■ JOB ■
Report how many lines in the records below contain the word "Obrador". Give only the number.

Excerpts from a figure dataset
start

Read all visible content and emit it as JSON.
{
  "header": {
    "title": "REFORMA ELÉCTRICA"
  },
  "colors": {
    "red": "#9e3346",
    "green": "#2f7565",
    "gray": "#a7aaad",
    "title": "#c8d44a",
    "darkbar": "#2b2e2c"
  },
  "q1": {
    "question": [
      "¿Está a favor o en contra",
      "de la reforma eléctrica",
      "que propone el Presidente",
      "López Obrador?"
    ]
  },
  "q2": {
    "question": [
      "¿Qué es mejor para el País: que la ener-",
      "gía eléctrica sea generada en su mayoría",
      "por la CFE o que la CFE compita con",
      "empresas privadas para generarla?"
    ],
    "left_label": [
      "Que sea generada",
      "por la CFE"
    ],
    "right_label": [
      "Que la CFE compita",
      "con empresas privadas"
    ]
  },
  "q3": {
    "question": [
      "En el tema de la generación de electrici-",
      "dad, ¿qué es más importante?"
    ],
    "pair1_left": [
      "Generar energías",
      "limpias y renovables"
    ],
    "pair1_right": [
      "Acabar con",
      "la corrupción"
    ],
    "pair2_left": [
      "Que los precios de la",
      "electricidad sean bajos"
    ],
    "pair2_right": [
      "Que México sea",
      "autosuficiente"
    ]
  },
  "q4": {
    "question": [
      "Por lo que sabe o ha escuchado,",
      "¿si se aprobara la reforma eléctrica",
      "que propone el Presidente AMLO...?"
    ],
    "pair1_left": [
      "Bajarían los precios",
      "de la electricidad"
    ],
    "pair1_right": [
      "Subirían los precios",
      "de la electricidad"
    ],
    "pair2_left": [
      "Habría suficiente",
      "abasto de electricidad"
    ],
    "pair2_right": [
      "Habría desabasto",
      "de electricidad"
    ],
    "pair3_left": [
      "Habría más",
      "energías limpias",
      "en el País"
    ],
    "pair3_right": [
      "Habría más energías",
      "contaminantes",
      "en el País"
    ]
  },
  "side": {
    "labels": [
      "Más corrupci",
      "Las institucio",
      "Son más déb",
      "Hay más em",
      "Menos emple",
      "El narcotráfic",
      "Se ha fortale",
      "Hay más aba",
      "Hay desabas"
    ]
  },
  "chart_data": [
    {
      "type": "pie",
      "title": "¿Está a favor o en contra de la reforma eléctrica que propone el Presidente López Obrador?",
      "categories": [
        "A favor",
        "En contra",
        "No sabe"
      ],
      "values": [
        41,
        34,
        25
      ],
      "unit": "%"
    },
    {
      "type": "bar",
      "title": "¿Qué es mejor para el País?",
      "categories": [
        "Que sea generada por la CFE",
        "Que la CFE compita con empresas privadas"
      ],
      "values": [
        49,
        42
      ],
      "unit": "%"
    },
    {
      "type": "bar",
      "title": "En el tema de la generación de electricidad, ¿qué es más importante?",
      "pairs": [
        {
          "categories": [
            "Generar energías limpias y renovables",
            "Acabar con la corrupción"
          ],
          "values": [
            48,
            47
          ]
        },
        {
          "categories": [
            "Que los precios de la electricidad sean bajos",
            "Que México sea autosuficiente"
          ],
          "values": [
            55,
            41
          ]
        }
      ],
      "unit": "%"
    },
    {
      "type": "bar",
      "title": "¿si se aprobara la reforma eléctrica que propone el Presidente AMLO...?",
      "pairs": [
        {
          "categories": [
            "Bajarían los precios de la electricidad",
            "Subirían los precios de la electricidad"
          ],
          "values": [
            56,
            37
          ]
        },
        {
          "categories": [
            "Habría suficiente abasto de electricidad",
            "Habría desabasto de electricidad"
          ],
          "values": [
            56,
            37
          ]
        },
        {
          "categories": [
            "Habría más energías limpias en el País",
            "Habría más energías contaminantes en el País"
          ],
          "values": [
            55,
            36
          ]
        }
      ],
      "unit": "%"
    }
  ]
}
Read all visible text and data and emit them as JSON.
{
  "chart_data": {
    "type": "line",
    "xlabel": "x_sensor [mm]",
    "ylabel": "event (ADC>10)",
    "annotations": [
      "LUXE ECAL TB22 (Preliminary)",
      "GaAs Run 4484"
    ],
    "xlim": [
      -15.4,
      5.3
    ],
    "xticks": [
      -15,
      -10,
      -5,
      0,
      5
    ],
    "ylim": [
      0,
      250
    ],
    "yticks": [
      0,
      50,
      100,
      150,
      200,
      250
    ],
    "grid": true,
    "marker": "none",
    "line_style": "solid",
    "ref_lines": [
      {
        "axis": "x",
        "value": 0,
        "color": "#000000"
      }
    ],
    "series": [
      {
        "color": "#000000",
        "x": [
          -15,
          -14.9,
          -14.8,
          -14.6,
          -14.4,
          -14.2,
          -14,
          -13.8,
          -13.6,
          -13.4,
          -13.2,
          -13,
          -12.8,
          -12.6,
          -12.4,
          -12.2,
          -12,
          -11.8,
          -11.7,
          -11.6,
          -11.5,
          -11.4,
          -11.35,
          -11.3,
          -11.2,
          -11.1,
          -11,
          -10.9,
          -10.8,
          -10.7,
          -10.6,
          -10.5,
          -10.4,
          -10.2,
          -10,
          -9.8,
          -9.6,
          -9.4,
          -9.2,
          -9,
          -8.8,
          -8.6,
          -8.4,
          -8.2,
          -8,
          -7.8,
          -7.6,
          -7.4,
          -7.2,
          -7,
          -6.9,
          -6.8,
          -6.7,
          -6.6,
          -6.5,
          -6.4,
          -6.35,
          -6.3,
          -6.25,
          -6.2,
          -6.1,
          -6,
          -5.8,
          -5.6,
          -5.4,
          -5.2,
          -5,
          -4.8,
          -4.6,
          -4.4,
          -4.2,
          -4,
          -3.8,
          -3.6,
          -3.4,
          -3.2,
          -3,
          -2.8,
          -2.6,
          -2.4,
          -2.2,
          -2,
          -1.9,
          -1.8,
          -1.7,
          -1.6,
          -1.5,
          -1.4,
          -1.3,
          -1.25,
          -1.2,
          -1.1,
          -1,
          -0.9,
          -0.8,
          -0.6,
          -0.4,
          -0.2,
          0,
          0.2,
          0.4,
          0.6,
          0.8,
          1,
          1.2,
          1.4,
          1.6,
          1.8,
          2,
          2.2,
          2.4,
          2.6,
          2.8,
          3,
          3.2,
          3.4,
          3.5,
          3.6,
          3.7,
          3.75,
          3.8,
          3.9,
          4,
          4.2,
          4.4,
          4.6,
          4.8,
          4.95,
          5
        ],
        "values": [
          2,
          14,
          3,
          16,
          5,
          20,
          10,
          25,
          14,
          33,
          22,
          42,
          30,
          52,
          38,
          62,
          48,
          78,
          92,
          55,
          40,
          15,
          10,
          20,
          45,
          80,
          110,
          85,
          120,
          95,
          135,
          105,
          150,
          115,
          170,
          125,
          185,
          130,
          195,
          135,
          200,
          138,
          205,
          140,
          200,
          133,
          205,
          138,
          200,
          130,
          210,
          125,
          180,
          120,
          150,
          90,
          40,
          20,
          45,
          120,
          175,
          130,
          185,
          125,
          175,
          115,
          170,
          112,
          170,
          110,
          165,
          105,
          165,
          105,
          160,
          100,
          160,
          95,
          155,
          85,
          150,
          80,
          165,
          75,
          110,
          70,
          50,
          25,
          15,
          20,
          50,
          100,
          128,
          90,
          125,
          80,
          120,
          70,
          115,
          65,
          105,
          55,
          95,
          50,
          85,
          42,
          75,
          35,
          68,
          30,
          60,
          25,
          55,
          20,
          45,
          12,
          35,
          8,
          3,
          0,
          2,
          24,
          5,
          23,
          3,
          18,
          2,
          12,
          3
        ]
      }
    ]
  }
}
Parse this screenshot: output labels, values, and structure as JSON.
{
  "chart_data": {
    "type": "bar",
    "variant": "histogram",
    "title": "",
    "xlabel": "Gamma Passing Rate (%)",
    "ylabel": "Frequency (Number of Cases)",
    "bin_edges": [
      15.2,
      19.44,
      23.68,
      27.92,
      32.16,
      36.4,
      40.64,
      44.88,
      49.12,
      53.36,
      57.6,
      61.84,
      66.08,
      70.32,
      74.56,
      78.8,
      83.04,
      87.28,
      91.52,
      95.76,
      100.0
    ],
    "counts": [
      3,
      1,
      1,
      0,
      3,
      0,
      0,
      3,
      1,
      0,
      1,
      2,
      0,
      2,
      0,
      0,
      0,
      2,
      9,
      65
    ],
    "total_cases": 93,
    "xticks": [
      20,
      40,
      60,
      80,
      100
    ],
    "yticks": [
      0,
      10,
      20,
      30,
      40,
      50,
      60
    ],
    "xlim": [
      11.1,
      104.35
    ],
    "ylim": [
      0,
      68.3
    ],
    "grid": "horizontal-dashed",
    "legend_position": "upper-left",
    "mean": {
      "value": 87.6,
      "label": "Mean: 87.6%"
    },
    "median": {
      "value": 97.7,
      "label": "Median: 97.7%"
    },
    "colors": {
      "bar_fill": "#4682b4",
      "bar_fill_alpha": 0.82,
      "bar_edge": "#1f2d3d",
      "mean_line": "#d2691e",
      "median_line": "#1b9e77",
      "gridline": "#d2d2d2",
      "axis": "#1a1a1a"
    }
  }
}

end

■ THE REPLY ■
2